- _SET EXERCISE_: From the PostgreSQL monitoring text below, extract verbatim everything from "There are other" down to "on open connections)".

- _EXCERPT PROVIDED_:
━━━━━━━━━━
I would recommend monitoring for maximum transaction length (for idle transactions), database size, and open connections (compare against max connections). These are all metrics which will go outside normal for a few common problems and are easy to interpret and alarm.
There are other stats which are important, but require more knowledge to interpret. For an example of some munin-based monitoring on a busy postgres server with one database and a primarily read load, see https://munin.openstreetmap.org/openstreetmap/orm.openstreetmap/index.html#postgresql
Looking at https://bucardo.org/check_postgres/check_postgres.pl.html the following look like they have reasonable defaults for simple alarming
- autovac_freeze
- backends (a way of alarming on open connections)
- txn_wraparound
Adding to the above, I would say that most of the other monitoring that can be done can be broken down into performance related metrics, like transactions per second (tps), bgwriters, checkpoints, scans/s by type, tuples/s, etc; and vacuum related metrics, like time since last vacuum, bloat, etc.
━━━━━━━━━━
- _DATA EXCERPTS_:
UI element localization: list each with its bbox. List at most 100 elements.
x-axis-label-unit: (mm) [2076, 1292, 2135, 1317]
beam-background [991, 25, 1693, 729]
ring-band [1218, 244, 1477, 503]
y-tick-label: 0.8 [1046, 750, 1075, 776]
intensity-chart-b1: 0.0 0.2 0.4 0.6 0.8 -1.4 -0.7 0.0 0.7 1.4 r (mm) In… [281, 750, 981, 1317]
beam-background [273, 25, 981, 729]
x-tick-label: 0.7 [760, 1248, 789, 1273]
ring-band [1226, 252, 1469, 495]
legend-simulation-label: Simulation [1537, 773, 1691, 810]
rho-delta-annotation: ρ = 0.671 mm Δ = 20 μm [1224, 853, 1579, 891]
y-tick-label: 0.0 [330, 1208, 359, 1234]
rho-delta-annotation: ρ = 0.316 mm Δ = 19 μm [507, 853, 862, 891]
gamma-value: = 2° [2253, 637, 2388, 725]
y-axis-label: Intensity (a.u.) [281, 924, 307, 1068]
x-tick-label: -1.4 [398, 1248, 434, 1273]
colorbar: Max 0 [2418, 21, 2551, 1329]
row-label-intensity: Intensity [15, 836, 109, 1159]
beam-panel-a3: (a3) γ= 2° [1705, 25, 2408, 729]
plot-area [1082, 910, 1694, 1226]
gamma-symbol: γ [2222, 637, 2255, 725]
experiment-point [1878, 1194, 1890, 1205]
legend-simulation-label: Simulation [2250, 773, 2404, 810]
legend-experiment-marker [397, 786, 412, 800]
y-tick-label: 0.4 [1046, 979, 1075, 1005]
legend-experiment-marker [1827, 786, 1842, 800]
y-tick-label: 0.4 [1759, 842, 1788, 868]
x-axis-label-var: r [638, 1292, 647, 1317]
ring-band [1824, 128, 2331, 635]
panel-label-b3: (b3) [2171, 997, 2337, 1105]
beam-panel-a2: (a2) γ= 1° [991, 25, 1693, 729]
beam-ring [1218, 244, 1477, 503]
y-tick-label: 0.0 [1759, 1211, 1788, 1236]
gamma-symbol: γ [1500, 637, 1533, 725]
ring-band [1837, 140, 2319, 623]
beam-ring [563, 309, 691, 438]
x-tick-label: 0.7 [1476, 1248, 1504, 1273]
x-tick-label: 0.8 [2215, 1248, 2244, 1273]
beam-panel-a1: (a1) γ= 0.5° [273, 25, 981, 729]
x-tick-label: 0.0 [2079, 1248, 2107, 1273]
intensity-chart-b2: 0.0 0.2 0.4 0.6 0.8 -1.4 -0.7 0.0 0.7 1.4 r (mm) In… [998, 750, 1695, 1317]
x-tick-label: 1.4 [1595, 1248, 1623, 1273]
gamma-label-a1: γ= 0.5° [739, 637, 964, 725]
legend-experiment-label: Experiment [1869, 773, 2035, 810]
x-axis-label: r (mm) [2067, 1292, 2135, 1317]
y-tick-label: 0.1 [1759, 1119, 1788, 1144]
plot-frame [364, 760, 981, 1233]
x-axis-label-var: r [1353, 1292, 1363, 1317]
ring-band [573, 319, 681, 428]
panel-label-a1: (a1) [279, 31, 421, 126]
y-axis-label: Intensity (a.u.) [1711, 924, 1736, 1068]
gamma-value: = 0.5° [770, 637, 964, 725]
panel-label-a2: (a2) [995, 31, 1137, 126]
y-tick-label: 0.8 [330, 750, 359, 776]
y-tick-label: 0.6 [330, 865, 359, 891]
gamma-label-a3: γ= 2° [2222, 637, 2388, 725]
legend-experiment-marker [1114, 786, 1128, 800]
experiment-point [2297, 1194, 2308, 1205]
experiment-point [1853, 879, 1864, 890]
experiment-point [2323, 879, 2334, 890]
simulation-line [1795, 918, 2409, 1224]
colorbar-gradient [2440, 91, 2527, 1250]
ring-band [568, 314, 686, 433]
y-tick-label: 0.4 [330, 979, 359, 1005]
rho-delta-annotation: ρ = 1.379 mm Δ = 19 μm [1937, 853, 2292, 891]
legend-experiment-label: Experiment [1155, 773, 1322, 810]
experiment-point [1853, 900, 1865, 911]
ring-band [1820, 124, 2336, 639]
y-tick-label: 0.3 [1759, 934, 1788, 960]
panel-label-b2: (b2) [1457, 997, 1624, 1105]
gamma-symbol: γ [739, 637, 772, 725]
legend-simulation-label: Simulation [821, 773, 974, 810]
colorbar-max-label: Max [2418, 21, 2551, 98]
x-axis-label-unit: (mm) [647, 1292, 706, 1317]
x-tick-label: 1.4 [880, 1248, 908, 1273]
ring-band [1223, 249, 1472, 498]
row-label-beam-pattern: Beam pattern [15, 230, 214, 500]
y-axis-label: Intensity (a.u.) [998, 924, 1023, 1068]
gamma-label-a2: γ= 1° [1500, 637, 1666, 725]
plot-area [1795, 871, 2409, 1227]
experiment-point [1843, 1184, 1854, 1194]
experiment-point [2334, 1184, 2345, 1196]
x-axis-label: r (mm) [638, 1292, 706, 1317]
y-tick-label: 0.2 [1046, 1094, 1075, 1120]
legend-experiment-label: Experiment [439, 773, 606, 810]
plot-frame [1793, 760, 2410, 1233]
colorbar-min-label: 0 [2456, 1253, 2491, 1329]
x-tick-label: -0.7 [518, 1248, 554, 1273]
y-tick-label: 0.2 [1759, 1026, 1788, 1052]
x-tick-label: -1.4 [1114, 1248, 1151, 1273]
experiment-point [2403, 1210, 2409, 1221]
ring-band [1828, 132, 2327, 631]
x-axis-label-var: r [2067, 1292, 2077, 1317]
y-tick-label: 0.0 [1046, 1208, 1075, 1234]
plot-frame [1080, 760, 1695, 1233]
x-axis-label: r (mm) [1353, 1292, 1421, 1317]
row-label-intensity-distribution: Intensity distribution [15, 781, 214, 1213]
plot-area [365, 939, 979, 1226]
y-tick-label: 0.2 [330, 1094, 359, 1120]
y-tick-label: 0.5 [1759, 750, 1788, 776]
━━━━━━━━━━
- _WRITTEN RESPONSE_:
There are other stats which are important, but require more knowledge to interpret. For an example of some munin-based monitoring on a busy postgres server with one database and a primarily read load, see https://munin.openstreetmap.org/openstreetmap/orm.openstreetmap/index.html#postgresql
Looking at https://bucardo.org/check_postgres/check_postgres.pl.html the following look like they have reasonable defaults for simple alarming
- autovac_freeze
- backends (a way of alarming on open connections)